**PROVIDED RECORDS:**
────────────────────────────────────────

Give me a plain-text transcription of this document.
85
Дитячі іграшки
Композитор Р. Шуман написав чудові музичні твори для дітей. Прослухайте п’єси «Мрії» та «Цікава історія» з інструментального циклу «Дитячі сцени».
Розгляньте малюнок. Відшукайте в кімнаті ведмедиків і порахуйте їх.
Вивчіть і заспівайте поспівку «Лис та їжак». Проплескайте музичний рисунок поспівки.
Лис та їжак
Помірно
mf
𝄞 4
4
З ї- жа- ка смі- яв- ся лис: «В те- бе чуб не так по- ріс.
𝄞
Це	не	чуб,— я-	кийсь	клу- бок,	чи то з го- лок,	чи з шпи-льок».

────────────────────────────────────────

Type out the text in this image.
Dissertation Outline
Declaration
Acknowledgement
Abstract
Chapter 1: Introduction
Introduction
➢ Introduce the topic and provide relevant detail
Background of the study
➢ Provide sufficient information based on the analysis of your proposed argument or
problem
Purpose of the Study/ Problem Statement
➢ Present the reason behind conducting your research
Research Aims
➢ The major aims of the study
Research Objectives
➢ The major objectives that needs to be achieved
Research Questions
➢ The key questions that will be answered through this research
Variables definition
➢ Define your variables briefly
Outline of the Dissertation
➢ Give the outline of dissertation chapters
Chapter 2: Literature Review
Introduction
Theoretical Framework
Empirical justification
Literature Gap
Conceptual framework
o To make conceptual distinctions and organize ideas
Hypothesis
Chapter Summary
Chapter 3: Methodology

────────────────────────────────────────

**REQUIRED TASK:**
What is the number of lines holding the word "Give"? State it alone.

**THE OUTPUT:**
2